** start of Supplied material **
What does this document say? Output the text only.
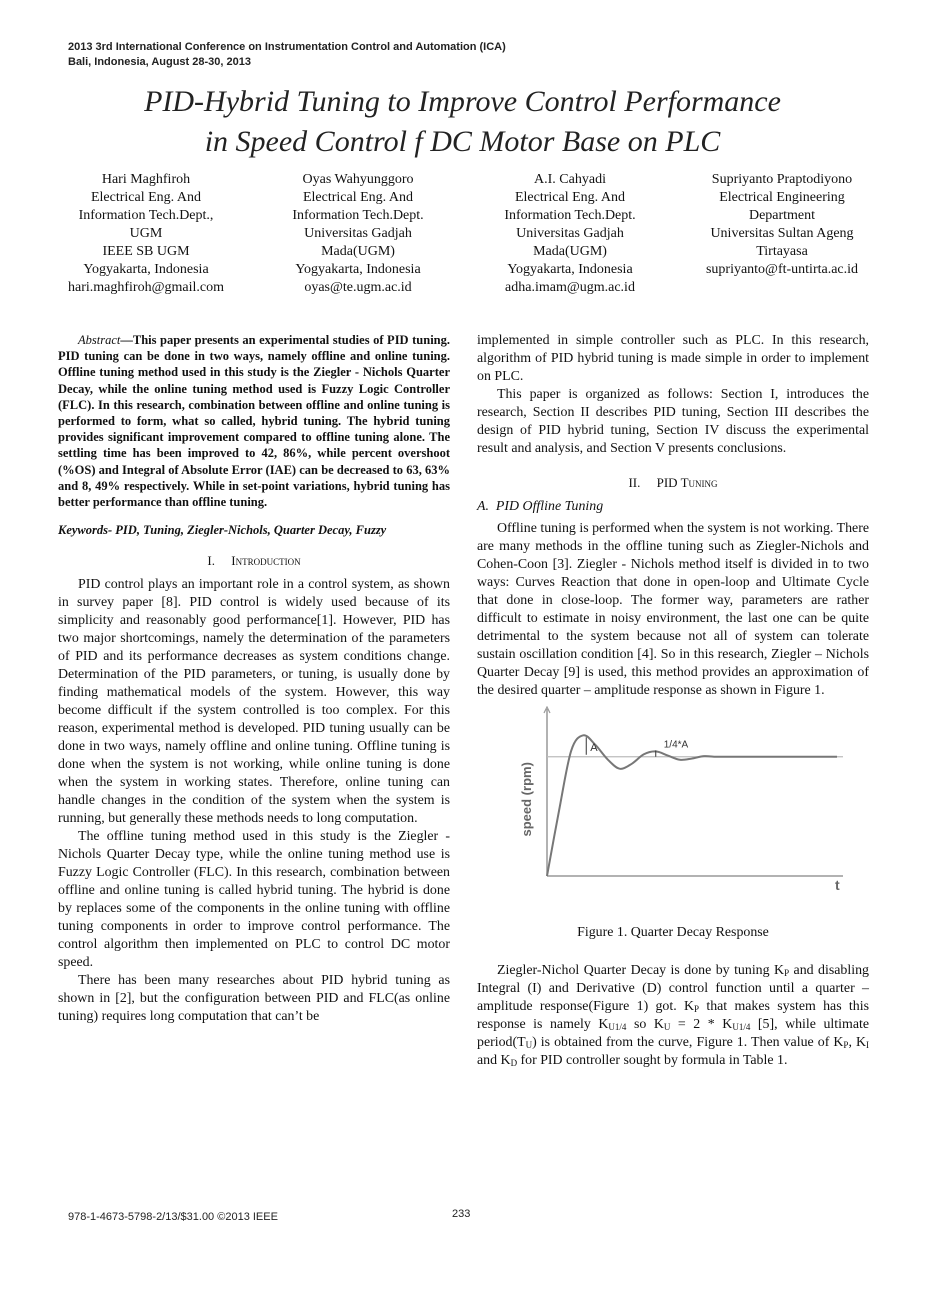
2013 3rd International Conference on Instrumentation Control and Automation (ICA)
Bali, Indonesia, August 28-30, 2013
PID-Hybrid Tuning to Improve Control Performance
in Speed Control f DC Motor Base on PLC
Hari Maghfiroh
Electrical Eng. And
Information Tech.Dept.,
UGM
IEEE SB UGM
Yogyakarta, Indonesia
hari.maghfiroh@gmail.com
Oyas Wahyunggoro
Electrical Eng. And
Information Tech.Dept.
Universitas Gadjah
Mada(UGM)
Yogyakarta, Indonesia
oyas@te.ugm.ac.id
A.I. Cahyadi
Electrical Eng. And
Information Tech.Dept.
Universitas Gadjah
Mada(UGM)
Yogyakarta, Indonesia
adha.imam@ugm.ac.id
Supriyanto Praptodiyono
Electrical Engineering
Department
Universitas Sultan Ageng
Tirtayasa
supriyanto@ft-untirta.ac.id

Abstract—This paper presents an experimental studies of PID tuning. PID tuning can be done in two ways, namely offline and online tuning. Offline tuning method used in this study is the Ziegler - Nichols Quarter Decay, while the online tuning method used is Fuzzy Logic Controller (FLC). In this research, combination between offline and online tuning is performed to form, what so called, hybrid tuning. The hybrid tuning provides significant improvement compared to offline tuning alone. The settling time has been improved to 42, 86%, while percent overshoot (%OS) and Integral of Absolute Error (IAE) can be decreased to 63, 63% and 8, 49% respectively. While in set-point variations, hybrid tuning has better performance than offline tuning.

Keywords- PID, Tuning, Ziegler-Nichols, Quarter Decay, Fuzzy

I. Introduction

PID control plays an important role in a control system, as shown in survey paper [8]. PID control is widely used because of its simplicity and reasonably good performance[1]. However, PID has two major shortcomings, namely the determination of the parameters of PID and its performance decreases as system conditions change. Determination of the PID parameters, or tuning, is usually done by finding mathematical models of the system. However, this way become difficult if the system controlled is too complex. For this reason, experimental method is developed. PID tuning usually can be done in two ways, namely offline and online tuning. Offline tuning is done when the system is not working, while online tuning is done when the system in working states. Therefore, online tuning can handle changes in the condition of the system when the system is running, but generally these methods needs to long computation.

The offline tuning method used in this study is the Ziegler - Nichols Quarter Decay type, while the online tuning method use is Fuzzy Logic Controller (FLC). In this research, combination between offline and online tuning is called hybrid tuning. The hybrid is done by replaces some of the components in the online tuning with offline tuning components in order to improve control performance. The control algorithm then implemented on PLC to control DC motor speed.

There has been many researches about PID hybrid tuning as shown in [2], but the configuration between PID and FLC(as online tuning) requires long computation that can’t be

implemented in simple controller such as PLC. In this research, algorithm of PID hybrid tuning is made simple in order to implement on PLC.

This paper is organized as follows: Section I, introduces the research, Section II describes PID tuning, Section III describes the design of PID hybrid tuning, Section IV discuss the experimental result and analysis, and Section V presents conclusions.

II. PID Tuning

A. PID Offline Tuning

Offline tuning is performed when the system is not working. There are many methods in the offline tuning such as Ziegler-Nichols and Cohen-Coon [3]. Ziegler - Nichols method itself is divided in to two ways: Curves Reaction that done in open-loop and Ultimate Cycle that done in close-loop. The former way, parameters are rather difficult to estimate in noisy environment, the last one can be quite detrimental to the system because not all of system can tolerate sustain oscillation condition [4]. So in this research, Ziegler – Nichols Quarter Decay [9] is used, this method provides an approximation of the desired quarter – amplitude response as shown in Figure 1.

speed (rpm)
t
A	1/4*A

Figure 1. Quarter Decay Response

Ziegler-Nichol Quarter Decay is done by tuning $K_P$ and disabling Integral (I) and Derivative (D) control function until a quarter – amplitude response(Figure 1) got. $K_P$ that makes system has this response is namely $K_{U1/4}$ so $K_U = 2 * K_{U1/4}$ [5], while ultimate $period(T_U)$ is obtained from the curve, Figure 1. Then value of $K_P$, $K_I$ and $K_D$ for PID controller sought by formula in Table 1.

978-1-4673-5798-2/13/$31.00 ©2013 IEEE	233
** end of Supplied material **
** start of Supplied material **
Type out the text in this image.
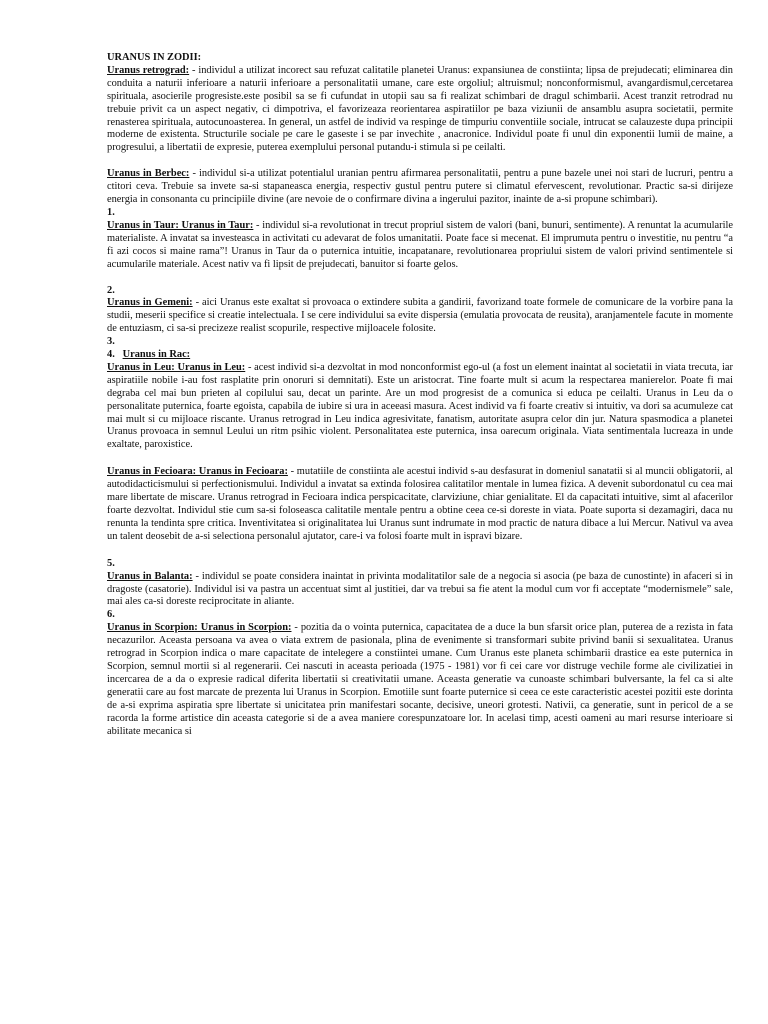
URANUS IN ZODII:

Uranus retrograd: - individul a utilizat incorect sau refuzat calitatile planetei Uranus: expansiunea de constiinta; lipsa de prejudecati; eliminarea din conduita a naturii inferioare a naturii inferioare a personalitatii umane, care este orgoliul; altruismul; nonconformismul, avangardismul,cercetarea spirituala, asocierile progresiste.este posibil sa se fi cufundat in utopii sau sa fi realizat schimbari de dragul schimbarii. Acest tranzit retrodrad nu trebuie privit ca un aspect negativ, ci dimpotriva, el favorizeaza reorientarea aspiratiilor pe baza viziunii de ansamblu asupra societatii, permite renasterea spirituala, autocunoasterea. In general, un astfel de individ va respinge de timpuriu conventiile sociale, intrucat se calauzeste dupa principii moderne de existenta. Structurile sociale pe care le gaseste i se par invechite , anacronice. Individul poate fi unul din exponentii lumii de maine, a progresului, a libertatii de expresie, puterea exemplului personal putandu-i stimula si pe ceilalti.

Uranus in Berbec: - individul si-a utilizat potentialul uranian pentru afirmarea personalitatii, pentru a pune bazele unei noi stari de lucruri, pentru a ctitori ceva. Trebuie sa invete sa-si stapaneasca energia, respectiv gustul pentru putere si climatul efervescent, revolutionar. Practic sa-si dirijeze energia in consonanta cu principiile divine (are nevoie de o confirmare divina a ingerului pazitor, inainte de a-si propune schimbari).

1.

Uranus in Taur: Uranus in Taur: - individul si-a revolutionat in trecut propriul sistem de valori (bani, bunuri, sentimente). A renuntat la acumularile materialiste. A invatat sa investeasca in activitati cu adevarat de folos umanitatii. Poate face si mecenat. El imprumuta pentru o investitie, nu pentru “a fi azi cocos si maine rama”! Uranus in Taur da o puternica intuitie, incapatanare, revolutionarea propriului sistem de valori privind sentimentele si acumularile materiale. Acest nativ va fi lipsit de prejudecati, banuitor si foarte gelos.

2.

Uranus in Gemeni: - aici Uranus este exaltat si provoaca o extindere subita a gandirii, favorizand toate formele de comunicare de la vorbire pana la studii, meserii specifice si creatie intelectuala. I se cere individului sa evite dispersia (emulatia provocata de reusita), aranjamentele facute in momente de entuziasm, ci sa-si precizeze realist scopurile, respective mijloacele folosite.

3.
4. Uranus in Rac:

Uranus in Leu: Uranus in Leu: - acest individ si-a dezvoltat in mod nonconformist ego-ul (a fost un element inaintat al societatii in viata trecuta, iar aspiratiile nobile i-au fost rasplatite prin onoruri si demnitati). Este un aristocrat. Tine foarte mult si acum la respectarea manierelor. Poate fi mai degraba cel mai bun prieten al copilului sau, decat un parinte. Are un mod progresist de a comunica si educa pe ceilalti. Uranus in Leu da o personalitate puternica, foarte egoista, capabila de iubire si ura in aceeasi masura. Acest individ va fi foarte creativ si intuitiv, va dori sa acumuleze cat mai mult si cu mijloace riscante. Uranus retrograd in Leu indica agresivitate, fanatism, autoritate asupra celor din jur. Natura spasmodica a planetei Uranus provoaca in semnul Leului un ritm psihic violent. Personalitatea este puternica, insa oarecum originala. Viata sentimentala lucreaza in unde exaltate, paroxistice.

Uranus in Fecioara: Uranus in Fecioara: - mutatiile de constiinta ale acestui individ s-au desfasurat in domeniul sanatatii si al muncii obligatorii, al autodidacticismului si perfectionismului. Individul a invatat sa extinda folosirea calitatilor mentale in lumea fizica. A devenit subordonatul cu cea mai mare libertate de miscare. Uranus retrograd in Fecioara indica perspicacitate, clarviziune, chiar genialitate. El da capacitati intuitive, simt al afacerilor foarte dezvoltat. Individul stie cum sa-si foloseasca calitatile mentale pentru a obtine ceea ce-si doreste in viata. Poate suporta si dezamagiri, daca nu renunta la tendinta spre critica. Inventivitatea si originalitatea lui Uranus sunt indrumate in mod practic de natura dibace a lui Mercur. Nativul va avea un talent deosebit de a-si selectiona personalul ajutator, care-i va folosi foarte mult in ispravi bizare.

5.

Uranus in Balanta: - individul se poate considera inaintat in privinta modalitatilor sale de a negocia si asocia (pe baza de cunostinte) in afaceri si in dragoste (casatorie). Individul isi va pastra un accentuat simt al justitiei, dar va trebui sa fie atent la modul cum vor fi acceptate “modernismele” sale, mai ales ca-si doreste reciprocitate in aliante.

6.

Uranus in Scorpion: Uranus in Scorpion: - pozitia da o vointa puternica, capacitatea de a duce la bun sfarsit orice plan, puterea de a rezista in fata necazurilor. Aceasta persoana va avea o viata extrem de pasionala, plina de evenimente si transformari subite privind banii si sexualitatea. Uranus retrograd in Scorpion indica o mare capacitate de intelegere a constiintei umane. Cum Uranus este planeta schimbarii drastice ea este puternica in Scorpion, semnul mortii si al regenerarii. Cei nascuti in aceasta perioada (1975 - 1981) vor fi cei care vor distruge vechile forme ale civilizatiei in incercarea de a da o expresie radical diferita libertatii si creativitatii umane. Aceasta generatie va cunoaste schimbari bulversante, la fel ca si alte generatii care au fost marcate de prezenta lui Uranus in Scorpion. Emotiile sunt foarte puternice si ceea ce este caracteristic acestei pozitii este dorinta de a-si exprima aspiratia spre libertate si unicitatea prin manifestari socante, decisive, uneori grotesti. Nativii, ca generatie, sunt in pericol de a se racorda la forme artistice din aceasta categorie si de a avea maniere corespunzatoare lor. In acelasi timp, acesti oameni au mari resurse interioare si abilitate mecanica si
** end of Supplied material **
** start of Supplied material **
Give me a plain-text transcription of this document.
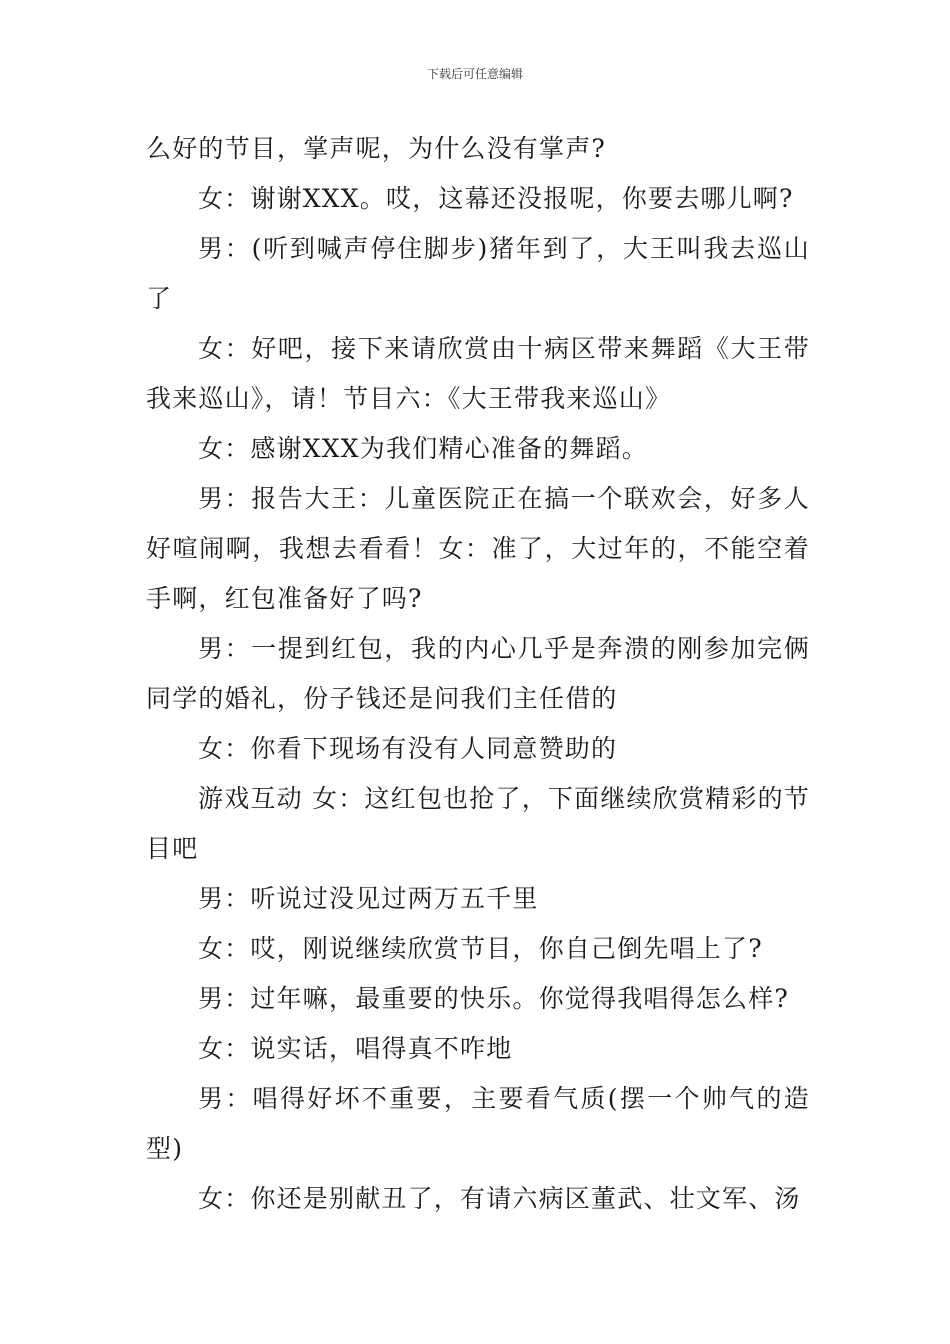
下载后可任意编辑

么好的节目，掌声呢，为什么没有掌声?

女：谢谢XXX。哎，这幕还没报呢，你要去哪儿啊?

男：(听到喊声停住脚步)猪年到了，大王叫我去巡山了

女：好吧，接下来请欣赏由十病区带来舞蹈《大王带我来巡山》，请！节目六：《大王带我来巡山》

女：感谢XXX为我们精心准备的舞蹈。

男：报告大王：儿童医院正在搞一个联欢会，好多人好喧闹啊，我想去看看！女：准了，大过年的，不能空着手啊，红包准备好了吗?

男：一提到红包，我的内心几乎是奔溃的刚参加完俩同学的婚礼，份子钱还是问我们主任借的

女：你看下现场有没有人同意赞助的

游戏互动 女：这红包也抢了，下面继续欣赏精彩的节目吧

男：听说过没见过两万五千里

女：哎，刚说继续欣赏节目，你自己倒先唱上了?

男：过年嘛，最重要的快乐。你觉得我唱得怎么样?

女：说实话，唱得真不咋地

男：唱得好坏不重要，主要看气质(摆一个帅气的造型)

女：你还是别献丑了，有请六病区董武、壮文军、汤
** end of Supplied material **
**Exercise prompt:** Copy all the lines above that hold the string "when".

**Full output:**
PID control plays an important role in a control system, as shown in survey paper [8]. PID control is widely used because of its simplicity and reasonably good performance[1]. However, PID has two major shortcomings, namely the determination of the parameters of PID and its performance decreases as system conditions change. Determination of the PID parameters, or tuning, is usually done by finding mathematical models of the system. However, this way become difficult if the system controlled is too complex. For this reason, experimental method is developed. PID tuning usually can be done in two ways, namely offline and online tuning. Offline tuning is done when the system is not working, while online tuning is done when the system in working states. Therefore, online tuning can handle changes in the condition of the system when the system is running, but generally these methods needs to long computation.
Offline tuning is performed when the system is not working. There are many methods in the offline tuning such as Ziegler-Nichols and Cohen-Coon [3]. Ziegler - Nichols method itself is divided in to two ways: Curves Reaction that done in open-loop and Ultimate Cycle that done in close-loop. The former way, parameters are rather difficult to estimate in noisy environment, the last one can be quite detrimental to the system because not all of system can tolerate sustain oscillation condition [4]. So in this research, Ziegler – Nichols Quarter Decay [9] is used, this method provides an approximation of the desired quarter – amplitude response as shown in Figure 1.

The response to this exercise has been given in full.